▶ Excerpted data:
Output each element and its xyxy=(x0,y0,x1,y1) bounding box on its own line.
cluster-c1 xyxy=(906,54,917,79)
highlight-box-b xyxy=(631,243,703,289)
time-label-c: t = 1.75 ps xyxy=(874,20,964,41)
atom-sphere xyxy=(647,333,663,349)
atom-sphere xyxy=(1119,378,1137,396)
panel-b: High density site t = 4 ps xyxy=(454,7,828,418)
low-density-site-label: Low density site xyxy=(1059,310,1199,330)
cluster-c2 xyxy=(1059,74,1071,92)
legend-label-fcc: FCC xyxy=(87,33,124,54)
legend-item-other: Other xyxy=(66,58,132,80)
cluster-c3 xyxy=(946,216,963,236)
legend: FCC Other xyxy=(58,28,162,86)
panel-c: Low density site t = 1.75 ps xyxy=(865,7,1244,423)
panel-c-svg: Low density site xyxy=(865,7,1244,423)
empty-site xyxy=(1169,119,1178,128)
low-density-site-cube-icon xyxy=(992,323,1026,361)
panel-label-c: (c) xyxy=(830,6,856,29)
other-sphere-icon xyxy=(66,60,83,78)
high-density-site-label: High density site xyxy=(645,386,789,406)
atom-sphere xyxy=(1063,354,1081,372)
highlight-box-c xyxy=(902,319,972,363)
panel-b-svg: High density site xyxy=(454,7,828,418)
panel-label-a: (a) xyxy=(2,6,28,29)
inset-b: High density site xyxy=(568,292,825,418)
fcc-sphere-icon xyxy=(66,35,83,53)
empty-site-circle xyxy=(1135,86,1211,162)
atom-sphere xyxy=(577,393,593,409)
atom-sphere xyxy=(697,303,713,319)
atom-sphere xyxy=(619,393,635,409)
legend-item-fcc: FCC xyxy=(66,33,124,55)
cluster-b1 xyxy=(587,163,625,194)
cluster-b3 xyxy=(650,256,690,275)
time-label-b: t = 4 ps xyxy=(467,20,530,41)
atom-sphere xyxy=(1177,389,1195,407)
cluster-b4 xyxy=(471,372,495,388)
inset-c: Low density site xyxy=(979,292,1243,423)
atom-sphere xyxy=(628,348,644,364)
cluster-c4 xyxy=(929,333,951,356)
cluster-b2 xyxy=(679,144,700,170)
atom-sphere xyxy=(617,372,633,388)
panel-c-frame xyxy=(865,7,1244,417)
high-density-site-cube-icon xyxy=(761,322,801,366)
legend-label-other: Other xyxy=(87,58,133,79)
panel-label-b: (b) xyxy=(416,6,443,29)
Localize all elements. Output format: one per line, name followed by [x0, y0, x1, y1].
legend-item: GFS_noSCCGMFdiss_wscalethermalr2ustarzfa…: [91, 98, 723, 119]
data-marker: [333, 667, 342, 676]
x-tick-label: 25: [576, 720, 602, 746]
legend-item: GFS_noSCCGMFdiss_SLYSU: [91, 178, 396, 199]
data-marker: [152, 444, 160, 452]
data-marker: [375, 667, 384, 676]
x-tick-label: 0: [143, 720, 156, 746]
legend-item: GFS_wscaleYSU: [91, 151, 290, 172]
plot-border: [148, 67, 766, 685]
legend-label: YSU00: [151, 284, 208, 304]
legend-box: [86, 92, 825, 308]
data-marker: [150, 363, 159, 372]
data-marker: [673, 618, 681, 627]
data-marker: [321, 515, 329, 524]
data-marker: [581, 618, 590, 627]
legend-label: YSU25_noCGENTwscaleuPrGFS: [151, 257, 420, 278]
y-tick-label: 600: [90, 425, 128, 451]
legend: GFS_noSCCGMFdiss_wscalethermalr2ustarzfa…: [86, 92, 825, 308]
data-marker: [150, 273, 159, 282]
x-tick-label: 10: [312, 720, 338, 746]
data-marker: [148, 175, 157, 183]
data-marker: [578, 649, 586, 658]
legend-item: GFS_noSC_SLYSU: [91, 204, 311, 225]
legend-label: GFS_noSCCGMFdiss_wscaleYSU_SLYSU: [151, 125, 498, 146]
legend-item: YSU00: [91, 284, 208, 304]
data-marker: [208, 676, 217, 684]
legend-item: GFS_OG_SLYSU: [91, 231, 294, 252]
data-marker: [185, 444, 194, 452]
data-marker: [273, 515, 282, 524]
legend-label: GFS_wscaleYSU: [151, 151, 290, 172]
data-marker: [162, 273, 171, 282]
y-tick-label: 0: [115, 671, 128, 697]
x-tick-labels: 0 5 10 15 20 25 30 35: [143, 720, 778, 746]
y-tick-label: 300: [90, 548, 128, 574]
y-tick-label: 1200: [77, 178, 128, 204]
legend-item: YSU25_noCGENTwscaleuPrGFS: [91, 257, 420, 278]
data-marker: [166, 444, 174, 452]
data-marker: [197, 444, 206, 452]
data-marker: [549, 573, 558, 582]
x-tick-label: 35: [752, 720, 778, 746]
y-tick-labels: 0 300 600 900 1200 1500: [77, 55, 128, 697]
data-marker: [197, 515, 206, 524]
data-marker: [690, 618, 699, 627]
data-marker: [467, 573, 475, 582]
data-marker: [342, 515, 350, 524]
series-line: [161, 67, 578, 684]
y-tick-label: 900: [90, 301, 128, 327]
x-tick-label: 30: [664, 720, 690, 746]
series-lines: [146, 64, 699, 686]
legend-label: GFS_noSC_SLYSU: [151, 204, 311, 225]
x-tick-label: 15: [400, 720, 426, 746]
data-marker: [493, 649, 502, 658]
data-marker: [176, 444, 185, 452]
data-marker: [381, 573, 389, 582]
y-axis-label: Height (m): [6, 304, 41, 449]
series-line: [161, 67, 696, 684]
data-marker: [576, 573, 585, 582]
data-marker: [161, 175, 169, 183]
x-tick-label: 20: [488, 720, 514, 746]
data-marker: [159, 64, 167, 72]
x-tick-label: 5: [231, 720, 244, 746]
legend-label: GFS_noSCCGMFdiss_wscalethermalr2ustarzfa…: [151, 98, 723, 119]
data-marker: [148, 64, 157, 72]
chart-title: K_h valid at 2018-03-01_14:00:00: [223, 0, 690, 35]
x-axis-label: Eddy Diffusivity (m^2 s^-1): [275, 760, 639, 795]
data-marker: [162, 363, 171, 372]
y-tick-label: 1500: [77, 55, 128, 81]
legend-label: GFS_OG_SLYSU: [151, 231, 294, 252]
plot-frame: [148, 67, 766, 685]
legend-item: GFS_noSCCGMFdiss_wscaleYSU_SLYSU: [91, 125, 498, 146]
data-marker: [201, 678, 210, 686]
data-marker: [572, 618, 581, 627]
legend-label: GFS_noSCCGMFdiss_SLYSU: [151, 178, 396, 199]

▶ Given instruction: Rewrite the items above with every occurrence of "data-marker" replaced by "point-marker", leaving everything else unchanged.

▶ Finished answer:
Output each element and its xyxy=(x0,y0,x1,y1) bounding box on its own line.
cluster-c1 xyxy=(906,54,917,79)
highlight-box-b xyxy=(631,243,703,289)
time-label-c: t = 1.75 ps xyxy=(874,20,964,41)
atom-sphere xyxy=(647,333,663,349)
atom-sphere xyxy=(1119,378,1137,396)
panel-b: High density site t = 4 ps xyxy=(454,7,828,418)
low-density-site-label: Low density site xyxy=(1059,310,1199,330)
cluster-c2 xyxy=(1059,74,1071,92)
legend-label-fcc: FCC xyxy=(87,33,124,54)
legend-item-other: Other xyxy=(66,58,132,80)
cluster-c3 xyxy=(946,216,963,236)
legend: FCC Other xyxy=(58,28,162,86)
panel-c: Low density site t = 1.75 ps xyxy=(865,7,1244,423)
panel-c-svg: Low density site xyxy=(865,7,1244,423)
empty-site xyxy=(1169,119,1178,128)
low-density-site-cube-icon xyxy=(992,323,1026,361)
panel-label-c: (c) xyxy=(830,6,856,29)
other-sphere-icon xyxy=(66,60,83,78)
high-density-site-label: High density site xyxy=(645,386,789,406)
atom-sphere xyxy=(1063,354,1081,372)
highlight-box-c xyxy=(902,319,972,363)
panel-b-svg: High density site xyxy=(454,7,828,418)
panel-label-a: (a) xyxy=(2,6,28,29)
inset-b: High density site xyxy=(568,292,825,418)
fcc-sphere-icon xyxy=(66,35,83,53)
empty-site-circle xyxy=(1135,86,1211,162)
atom-sphere xyxy=(577,393,593,409)
atom-sphere xyxy=(697,303,713,319)
atom-sphere xyxy=(619,393,635,409)
legend-item-fcc: FCC xyxy=(66,33,124,55)
cluster-b1 xyxy=(587,163,625,194)
cluster-b3 xyxy=(650,256,690,275)
time-label-b: t = 4 ps xyxy=(467,20,530,41)
atom-sphere xyxy=(1177,389,1195,407)
cluster-b4 xyxy=(471,372,495,388)
inset-c: Low density site xyxy=(979,292,1243,423)
atom-sphere xyxy=(628,348,644,364)
cluster-c4 xyxy=(929,333,951,356)
cluster-b2 xyxy=(679,144,700,170)
atom-sphere xyxy=(617,372,633,388)
panel-c-frame xyxy=(865,7,1244,417)
high-density-site-cube-icon xyxy=(761,322,801,366)
legend-label-other: Other xyxy=(87,58,133,79)
panel-label-b: (b) xyxy=(416,6,443,29)
Localize all elements. Output format: one per line, name followed by [x0, y0, x1, y1].
legend-item: GFS_noSCCGMFdiss_wscalethermalr2ustarzfa…: [91, 98, 723, 119]
point-marker: [333, 667, 342, 676]
x-tick-label: 25: [576, 720, 602, 746]
legend-item: GFS_noSCCGMFdiss_SLYSU: [91, 178, 396, 199]
point-marker: [152, 444, 160, 452]
point-marker: [375, 667, 384, 676]
x-tick-label: 0: [143, 720, 156, 746]
legend-item: GFS_wscaleYSU: [91, 151, 290, 172]
plot-border: [148, 67, 766, 685]
legend-label: YSU00: [151, 284, 208, 304]
legend-box: [86, 92, 825, 308]
point-marker: [150, 363, 159, 372]
point-marker: [673, 618, 681, 627]
point-marker: [321, 515, 329, 524]
point-marker: [581, 618, 590, 627]
legend-label: YSU25_noCGENTwscaleuPrGFS: [151, 257, 420, 278]
y-tick-label: 600: [90, 425, 128, 451]
legend: GFS_noSCCGMFdiss_wscalethermalr2ustarzfa…: [86, 92, 825, 308]
point-marker: [150, 273, 159, 282]
x-tick-label: 10: [312, 720, 338, 746]
point-marker: [148, 175, 157, 183]
point-marker: [578, 649, 586, 658]
legend-item: GFS_noSC_SLYSU: [91, 204, 311, 225]
legend-label: GFS_noSCCGMFdiss_wscaleYSU_SLYSU: [151, 125, 498, 146]
legend-item: YSU00: [91, 284, 208, 304]
point-marker: [208, 676, 217, 684]
legend-item: GFS_OG_SLYSU: [91, 231, 294, 252]
point-marker: [185, 444, 194, 452]
point-marker: [273, 515, 282, 524]
legend-label: GFS_wscaleYSU: [151, 151, 290, 172]
point-marker: [162, 273, 171, 282]
y-tick-label: 0: [115, 671, 128, 697]
x-tick-labels: 0 5 10 15 20 25 30 35: [143, 720, 778, 746]
y-tick-label: 300: [90, 548, 128, 574]
y-tick-label: 1200: [77, 178, 128, 204]
legend-item: YSU25_noCGENTwscaleuPrGFS: [91, 257, 420, 278]
point-marker: [166, 444, 174, 452]
point-marker: [197, 444, 206, 452]
point-marker: [549, 573, 558, 582]
x-tick-label: 35: [752, 720, 778, 746]
y-tick-labels: 0 300 600 900 1200 1500: [77, 55, 128, 697]
point-marker: [197, 515, 206, 524]
point-marker: [690, 618, 699, 627]
point-marker: [467, 573, 475, 582]
point-marker: [342, 515, 350, 524]
series-line: [161, 67, 578, 684]
y-tick-label: 900: [90, 301, 128, 327]
x-tick-label: 30: [664, 720, 690, 746]
series-lines: [146, 64, 699, 686]
legend-label: GFS_noSC_SLYSU: [151, 204, 311, 225]
x-tick-label: 15: [400, 720, 426, 746]
point-marker: [493, 649, 502, 658]
point-marker: [176, 444, 185, 452]
point-marker: [381, 573, 389, 582]
y-axis-label: Height (m): [6, 304, 41, 449]
series-line: [161, 67, 696, 684]
point-marker: [576, 573, 585, 582]
point-marker: [161, 175, 169, 183]
x-tick-label: 20: [488, 720, 514, 746]
point-marker: [159, 64, 167, 72]
x-tick-label: 5: [231, 720, 244, 746]
legend-label: GFS_noSCCGMFdiss_wscalethermalr2ustarzfa…: [151, 98, 723, 119]
point-marker: [148, 64, 157, 72]
chart-title: K_h valid at 2018-03-01_14:00:00: [223, 0, 690, 35]
x-axis-label: Eddy Diffusivity (m^2 s^-1): [275, 760, 639, 795]
point-marker: [162, 363, 171, 372]
y-tick-label: 1500: [77, 55, 128, 81]
legend-label: GFS_OG_SLYSU: [151, 231, 294, 252]
plot-frame: [148, 67, 766, 685]
legend-item: GFS_noSCCGMFdiss_wscaleYSU_SLYSU: [91, 125, 498, 146]
point-marker: [201, 678, 210, 686]
point-marker: [572, 618, 581, 627]
legend-label: GFS_noSCCGMFdiss_SLYSU: [151, 178, 396, 199]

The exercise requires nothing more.